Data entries
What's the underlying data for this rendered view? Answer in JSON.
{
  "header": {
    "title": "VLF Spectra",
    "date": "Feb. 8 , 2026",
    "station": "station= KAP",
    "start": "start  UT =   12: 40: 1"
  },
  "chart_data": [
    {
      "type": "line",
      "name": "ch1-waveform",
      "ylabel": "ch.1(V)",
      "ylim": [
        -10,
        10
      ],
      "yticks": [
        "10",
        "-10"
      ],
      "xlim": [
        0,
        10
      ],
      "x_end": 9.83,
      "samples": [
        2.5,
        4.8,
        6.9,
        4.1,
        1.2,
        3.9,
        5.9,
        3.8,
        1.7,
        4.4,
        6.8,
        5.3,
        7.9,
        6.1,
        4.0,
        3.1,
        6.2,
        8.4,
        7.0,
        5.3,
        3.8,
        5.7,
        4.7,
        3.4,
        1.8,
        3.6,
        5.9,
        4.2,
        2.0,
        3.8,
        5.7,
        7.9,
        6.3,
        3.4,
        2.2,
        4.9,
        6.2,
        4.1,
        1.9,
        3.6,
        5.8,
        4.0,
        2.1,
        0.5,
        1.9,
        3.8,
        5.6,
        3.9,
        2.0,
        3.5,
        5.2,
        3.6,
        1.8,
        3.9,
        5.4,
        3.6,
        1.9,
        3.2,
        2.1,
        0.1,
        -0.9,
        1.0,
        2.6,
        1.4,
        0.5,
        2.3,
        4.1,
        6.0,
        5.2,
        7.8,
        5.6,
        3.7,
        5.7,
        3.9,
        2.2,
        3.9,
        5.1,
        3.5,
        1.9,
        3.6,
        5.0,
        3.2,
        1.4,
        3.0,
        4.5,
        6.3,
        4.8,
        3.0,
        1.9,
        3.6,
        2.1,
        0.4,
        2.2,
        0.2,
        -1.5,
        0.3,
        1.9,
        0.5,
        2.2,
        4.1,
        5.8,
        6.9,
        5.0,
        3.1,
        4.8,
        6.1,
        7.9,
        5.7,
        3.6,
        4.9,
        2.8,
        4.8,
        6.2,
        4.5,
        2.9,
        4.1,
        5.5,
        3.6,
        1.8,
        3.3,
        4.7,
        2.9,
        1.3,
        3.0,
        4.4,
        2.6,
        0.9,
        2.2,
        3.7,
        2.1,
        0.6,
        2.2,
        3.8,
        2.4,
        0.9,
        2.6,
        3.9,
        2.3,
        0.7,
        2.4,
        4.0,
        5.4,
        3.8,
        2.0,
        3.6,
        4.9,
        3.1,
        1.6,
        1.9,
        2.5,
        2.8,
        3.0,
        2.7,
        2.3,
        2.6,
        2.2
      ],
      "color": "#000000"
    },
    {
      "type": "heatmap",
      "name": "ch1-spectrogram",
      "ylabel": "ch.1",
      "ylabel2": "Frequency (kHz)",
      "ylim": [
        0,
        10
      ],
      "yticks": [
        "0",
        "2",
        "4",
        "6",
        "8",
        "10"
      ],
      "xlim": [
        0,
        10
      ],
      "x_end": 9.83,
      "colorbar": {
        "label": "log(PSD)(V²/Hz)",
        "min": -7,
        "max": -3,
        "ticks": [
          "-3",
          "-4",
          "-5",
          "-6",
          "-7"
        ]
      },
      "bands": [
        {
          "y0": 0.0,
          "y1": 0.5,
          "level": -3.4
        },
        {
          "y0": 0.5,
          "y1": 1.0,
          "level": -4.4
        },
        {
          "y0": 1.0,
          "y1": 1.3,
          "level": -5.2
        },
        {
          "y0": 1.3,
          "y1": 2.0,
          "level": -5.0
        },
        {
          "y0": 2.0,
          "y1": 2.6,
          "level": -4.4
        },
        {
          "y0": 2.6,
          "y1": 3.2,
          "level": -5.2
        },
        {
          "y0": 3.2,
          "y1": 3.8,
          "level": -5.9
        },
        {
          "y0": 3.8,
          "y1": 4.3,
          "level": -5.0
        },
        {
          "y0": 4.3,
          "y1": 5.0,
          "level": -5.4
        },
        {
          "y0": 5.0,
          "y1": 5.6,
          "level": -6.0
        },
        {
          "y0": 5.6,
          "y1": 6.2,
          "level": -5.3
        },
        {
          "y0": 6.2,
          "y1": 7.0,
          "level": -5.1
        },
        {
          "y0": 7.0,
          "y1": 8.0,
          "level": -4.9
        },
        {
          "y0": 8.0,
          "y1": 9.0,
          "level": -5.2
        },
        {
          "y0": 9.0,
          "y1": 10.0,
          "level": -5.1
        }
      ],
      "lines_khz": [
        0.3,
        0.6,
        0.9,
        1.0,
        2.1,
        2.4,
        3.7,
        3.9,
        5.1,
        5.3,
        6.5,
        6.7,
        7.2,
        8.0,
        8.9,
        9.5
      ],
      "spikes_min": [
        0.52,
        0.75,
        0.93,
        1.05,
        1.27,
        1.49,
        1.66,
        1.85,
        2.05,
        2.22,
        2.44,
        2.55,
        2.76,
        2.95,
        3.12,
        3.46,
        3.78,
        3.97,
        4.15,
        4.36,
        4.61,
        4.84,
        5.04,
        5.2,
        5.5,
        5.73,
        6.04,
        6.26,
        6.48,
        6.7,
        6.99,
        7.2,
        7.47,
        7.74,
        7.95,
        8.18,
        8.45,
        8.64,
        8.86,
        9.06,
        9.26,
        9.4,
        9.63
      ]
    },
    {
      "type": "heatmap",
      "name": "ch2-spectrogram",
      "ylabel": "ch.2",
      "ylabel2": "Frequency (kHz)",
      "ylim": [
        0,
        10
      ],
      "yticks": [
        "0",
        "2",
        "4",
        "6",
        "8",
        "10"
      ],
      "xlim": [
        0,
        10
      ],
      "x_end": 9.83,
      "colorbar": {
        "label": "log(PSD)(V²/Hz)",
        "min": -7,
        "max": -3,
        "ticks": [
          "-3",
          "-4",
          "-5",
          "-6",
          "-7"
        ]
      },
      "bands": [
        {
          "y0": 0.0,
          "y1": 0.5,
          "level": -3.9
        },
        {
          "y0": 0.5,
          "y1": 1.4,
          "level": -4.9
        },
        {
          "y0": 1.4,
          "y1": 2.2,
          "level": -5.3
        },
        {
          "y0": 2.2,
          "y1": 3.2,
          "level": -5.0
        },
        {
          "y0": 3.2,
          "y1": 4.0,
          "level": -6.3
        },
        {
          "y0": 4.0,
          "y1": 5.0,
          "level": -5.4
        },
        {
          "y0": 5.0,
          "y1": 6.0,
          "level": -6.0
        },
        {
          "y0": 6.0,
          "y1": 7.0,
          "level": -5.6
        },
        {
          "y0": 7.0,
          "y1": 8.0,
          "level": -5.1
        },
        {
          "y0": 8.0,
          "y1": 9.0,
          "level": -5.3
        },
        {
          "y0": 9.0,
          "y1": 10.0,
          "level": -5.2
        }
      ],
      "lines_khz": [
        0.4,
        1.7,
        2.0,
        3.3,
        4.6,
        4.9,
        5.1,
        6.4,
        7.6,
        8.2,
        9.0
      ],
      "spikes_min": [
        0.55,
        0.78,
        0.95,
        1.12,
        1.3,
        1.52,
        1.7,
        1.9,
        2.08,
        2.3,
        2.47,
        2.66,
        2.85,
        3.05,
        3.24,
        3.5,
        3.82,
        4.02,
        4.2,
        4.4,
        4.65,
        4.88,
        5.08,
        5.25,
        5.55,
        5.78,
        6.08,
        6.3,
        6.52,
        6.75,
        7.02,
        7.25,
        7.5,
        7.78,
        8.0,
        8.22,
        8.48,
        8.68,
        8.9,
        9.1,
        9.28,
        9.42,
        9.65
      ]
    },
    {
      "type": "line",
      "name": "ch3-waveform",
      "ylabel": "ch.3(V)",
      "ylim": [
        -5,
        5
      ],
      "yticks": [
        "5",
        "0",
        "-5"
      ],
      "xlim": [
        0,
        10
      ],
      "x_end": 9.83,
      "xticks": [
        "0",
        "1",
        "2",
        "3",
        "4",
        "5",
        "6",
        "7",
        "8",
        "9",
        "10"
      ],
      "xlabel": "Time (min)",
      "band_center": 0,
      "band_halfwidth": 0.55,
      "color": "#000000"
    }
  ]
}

## [Objective]
Find the word "spectrogram" in the data and show each line that holds it.

## [Written solution]
      "name": "ch1-spectrogram",
      "name": "ch2-spectrogram",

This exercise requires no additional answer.